▶ _Direction_: Quote the entries word for word. Omit the pictures.

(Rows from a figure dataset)
■ ■ ■ ■ ■

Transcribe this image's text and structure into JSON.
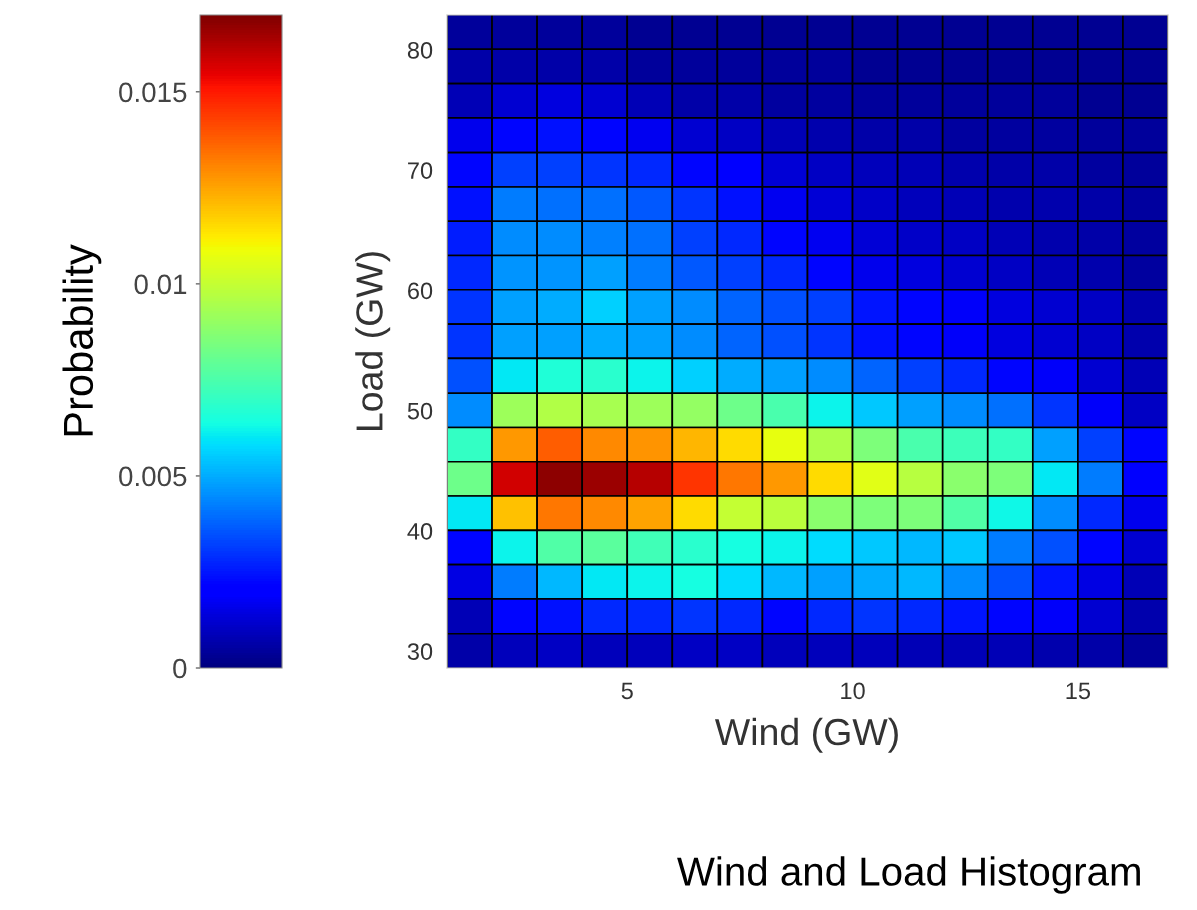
{
  "chart_data": {
    "type": "heatmap",
    "title": "Wind and Load Histogram",
    "xlabel": "Wind (GW)",
    "ylabel": "Load (GW)",
    "clabel": "Probability",
    "x": [
      1.5,
      2.5,
      3.5,
      4.5,
      5.5,
      6.5,
      7.5,
      8.5,
      9.5,
      10.5,
      11.5,
      12.5,
      13.5,
      14.5,
      15.5,
      16.5
    ],
    "y": [
      81.5,
      78.6,
      75.8,
      72.9,
      70.0,
      67.2,
      64.3,
      61.5,
      58.6,
      55.8,
      52.9,
      50.0,
      47.2,
      44.3,
      41.5,
      38.6,
      35.8,
      32.9,
      30.0
    ],
    "xlim": [
      1,
      17
    ],
    "ylim": [
      28.6,
      82.9
    ],
    "xticks": [
      5,
      10,
      15
    ],
    "yticks": [
      30,
      40,
      50,
      60,
      70,
      80
    ],
    "clim": [
      0,
      0.017
    ],
    "cticks": [
      0,
      0.005,
      0.01,
      0.015
    ],
    "cells": [
      [
        0.0004,
        0.0004,
        0.0004,
        0.0004,
        0.0003,
        0.0003,
        0.0003,
        0.0003,
        0.0003,
        0.0003,
        0.0003,
        0.0003,
        0.0003,
        0.0003,
        0.0003,
        0.0003
      ],
      [
        0.0006,
        0.0006,
        0.0006,
        0.0006,
        0.0004,
        0.0004,
        0.0004,
        0.0004,
        0.0004,
        0.0003,
        0.0003,
        0.0003,
        0.0003,
        0.0003,
        0.0003,
        0.0003
      ],
      [
        0.0008,
        0.0012,
        0.0014,
        0.0012,
        0.0008,
        0.0006,
        0.0006,
        0.0005,
        0.0005,
        0.0004,
        0.0004,
        0.0004,
        0.0004,
        0.0004,
        0.0003,
        0.0003
      ],
      [
        0.0016,
        0.0022,
        0.0024,
        0.0022,
        0.0017,
        0.0012,
        0.001,
        0.0008,
        0.0007,
        0.0006,
        0.0006,
        0.0005,
        0.0005,
        0.0005,
        0.0004,
        0.0004
      ],
      [
        0.0022,
        0.0032,
        0.0032,
        0.003,
        0.0028,
        0.0022,
        0.0019,
        0.0013,
        0.001,
        0.0009,
        0.0008,
        0.0007,
        0.0006,
        0.0006,
        0.0005,
        0.0004
      ],
      [
        0.0024,
        0.0042,
        0.004,
        0.004,
        0.0036,
        0.003,
        0.0024,
        0.0017,
        0.0013,
        0.0011,
        0.0009,
        0.0008,
        0.0007,
        0.0007,
        0.0006,
        0.0005
      ],
      [
        0.0026,
        0.0045,
        0.0045,
        0.0043,
        0.004,
        0.0032,
        0.0028,
        0.0022,
        0.0017,
        0.0013,
        0.0011,
        0.001,
        0.0008,
        0.0007,
        0.0006,
        0.0005
      ],
      [
        0.0028,
        0.0046,
        0.0046,
        0.0048,
        0.0042,
        0.0036,
        0.0032,
        0.0028,
        0.0022,
        0.0016,
        0.0014,
        0.0012,
        0.001,
        0.0008,
        0.0007,
        0.0005
      ],
      [
        0.003,
        0.0048,
        0.005,
        0.0056,
        0.0048,
        0.0045,
        0.0038,
        0.0035,
        0.0032,
        0.0025,
        0.0022,
        0.0018,
        0.0014,
        0.0012,
        0.001,
        0.0007
      ],
      [
        0.003,
        0.0048,
        0.0048,
        0.005,
        0.0048,
        0.0045,
        0.0038,
        0.0035,
        0.003,
        0.0024,
        0.0022,
        0.0018,
        0.0014,
        0.0012,
        0.001,
        0.0007
      ],
      [
        0.0035,
        0.006,
        0.0066,
        0.0068,
        0.0062,
        0.0056,
        0.005,
        0.0048,
        0.0045,
        0.0038,
        0.0032,
        0.0028,
        0.0022,
        0.0018,
        0.0012,
        0.0008
      ],
      [
        0.0045,
        0.0092,
        0.0096,
        0.0094,
        0.0092,
        0.009,
        0.0082,
        0.0075,
        0.0062,
        0.0055,
        0.0048,
        0.0045,
        0.004,
        0.003,
        0.0018,
        0.001
      ],
      [
        0.007,
        0.0127,
        0.0138,
        0.013,
        0.0128,
        0.0122,
        0.0115,
        0.0107,
        0.0095,
        0.0085,
        0.0075,
        0.0072,
        0.007,
        0.0048,
        0.0032,
        0.0022
      ],
      [
        0.0082,
        0.0158,
        0.0168,
        0.0166,
        0.0162,
        0.0145,
        0.0133,
        0.0127,
        0.0115,
        0.0106,
        0.0097,
        0.0088,
        0.0085,
        0.006,
        0.0042,
        0.002
      ],
      [
        0.006,
        0.012,
        0.0133,
        0.013,
        0.0125,
        0.0115,
        0.01,
        0.0098,
        0.0088,
        0.0085,
        0.0085,
        0.0076,
        0.0063,
        0.0045,
        0.0028,
        0.0016
      ],
      [
        0.0022,
        0.0062,
        0.0076,
        0.0078,
        0.0073,
        0.0068,
        0.0064,
        0.0062,
        0.0058,
        0.0055,
        0.0052,
        0.0055,
        0.0042,
        0.0035,
        0.0022,
        0.0012
      ],
      [
        0.0015,
        0.0042,
        0.0052,
        0.006,
        0.0062,
        0.0064,
        0.0058,
        0.0052,
        0.0048,
        0.005,
        0.0052,
        0.0045,
        0.0035,
        0.0025,
        0.0015,
        0.0008
      ],
      [
        0.0008,
        0.0022,
        0.0024,
        0.0028,
        0.0028,
        0.003,
        0.0028,
        0.0022,
        0.0028,
        0.003,
        0.0028,
        0.0025,
        0.0022,
        0.0018,
        0.0012,
        0.0007
      ],
      [
        0.0006,
        0.0009,
        0.001,
        0.0009,
        0.0009,
        0.001,
        0.001,
        0.0009,
        0.0009,
        0.0009,
        0.0008,
        0.0008,
        0.0008,
        0.0007,
        0.0006,
        0.0004
      ]
    ]
  }
}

■ ■ ■ ■ ■

▶ _Exercise solution_:
Transcribe this image's text and structure into JSON.
{
  "chart_data": {
    "type": "heatmap",
    "title": "Wind and Load Histogram",
    "xlabel": "Wind (GW)",
    "ylabel": "Load (GW)",
    "clabel": "Probability",
    "x": [
      1.5,
      2.5,
      3.5,
      4.5,
      5.5,
      6.5,
      7.5,
      8.5,
      9.5,
      10.5,
      11.5,
      12.5,
      13.5,
      14.5,
      15.5,
      16.5
    ],
    "y": [
      81.5,
      78.6,
      75.8,
      72.9,
      70.0,
      67.2,
      64.3,
      61.5,
      58.6,
      55.8,
      52.9,
      50.0,
      47.2,
      44.3,
      41.5,
      38.6,
      35.8,
      32.9,
      30.0
    ],
    "xlim": [
      1,
      17
    ],
    "ylim": [
      28.6,
      82.9
    ],
    "xticks": [
      5,
      10,
      15
    ],
    "yticks": [
      30,
      40,
      50,
      60,
      70,
      80
    ],
    "clim": [
      0,
      0.017
    ],
    "cticks": [
      0,
      0.005,
      0.01,
      0.015
    ],
    "cells": [
      [
        0.0004,
        0.0004,
        0.0004,
        0.0004,
        0.0003,
        0.0003,
        0.0003,
        0.0003,
        0.0003,
        0.0003,
        0.0003,
        0.0003,
        0.0003,
        0.0003,
        0.0003,
        0.0003
      ],
      [
        0.0006,
        0.0006,
        0.0006,
        0.0006,
        0.0004,
        0.0004,
        0.0004,
        0.0004,
        0.0004,
        0.0003,
        0.0003,
        0.0003,
        0.0003,
        0.0003,
        0.0003,
        0.0003
      ],
      [
        0.0008,
        0.0012,
        0.0014,
        0.0012,
        0.0008,
        0.0006,
        0.0006,
        0.0005,
        0.0005,
        0.0004,
        0.0004,
        0.0004,
        0.0004,
        0.0004,
        0.0003,
        0.0003
      ],
      [
        0.0016,
        0.0022,
        0.0024,
        0.0022,
        0.0017,
        0.0012,
        0.001,
        0.0008,
        0.0007,
        0.0006,
        0.0006,
        0.0005,
        0.0005,
        0.0005,
        0.0004,
        0.0004
      ],
      [
        0.0022,
        0.0032,
        0.0032,
        0.003,
        0.0028,
        0.0022,
        0.0019,
        0.0013,
        0.001,
        0.0009,
        0.0008,
        0.0007,
        0.0006,
        0.0006,
        0.0005,
        0.0004
      ],
      [
        0.0024,
        0.0042,
        0.004,
        0.004,
        0.0036,
        0.003,
        0.0024,
        0.0017,
        0.0013,
        0.0011,
        0.0009,
        0.0008,
        0.0007,
        0.0007,
        0.0006,
        0.0005
      ],
      [
        0.0026,
        0.0045,
        0.0045,
        0.0043,
        0.004,
        0.0032,
        0.0028,
        0.0022,
        0.0017,
        0.0013,
        0.0011,
        0.001,
        0.0008,
        0.0007,
        0.0006,
        0.0005
      ],
      [
        0.0028,
        0.0046,
        0.0046,
        0.0048,
        0.0042,
        0.0036,
        0.0032,
        0.0028,
        0.0022,
        0.0016,
        0.0014,
        0.0012,
        0.001,
        0.0008,
        0.0007,
        0.0005
      ],
      [
        0.003,
        0.0048,
        0.005,
        0.0056,
        0.0048,
        0.0045,
        0.0038,
        0.0035,
        0.0032,
        0.0025,
        0.0022,
        0.0018,
        0.0014,
        0.0012,
        0.001,
        0.0007
      ],
      [
        0.003,
        0.0048,
        0.0048,
        0.005,
        0.0048,
        0.0045,
        0.0038,
        0.0035,
        0.003,
        0.0024,
        0.0022,
        0.0018,
        0.0014,
        0.0012,
        0.001,
        0.0007
      ],
      [
        0.0035,
        0.006,
        0.0066,
        0.0068,
        0.0062,
        0.0056,
        0.005,
        0.0048,
        0.0045,
        0.0038,
        0.0032,
        0.0028,
        0.0022,
        0.0018,
        0.0012,
        0.0008
      ],
      [
        0.0045,
        0.0092,
        0.0096,
        0.0094,
        0.0092,
        0.009,
        0.0082,
        0.0075,
        0.0062,
        0.0055,
        0.0048,
        0.0045,
        0.004,
        0.003,
        0.0018,
        0.001
      ],
      [
        0.007,
        0.0127,
        0.0138,
        0.013,
        0.0128,
        0.0122,
        0.0115,
        0.0107,
        0.0095,
        0.0085,
        0.0075,
        0.0072,
        0.007,
        0.0048,
        0.0032,
        0.0022
      ],
      [
        0.0082,
        0.0158,
        0.0168,
        0.0166,
        0.0162,
        0.0145,
        0.0133,
        0.0127,
        0.0115,
        0.0106,
        0.0097,
        0.0088,
        0.0085,
        0.006,
        0.0042,
        0.002
      ],
      [
        0.006,
        0.012,
        0.0133,
        0.013,
        0.0125,
        0.0115,
        0.01,
        0.0098,
        0.0088,
        0.0085,
        0.0085,
        0.0076,
        0.0063,
        0.0045,
        0.0028,
        0.0016
      ],
      [
        0.0022,
        0.0062,
        0.0076,
        0.0078,
        0.0073,
        0.0068,
        0.0064,
        0.0062,
        0.0058,
        0.0055,
        0.0052,
        0.0055,
        0.0042,
        0.0035,
        0.0022,
        0.0012
      ],
      [
        0.0015,
        0.0042,
        0.0052,
        0.006,
        0.0062,
        0.0064,
        0.0058,
        0.0052,
        0.0048,
        0.005,
        0.0052,
        0.0045,
        0.0035,
        0.0025,
        0.0015,
        0.0008
      ],
      [
        0.0008,
        0.0022,
        0.0024,
        0.0028,
        0.0028,
        0.003,
        0.0028,
        0.0022,
        0.0028,
        0.003,
        0.0028,
        0.0025,
        0.0022,
        0.0018,
        0.0012,
        0.0007
      ],
      [
        0.0006,
        0.0009,
        0.001,
        0.0009,
        0.0009,
        0.001,
        0.001,
        0.0009,
        0.0009,
        0.0009,
        0.0008,
        0.0008,
        0.0008,
        0.0007,
        0.0006,
        0.0004
      ]
    ]
  }
}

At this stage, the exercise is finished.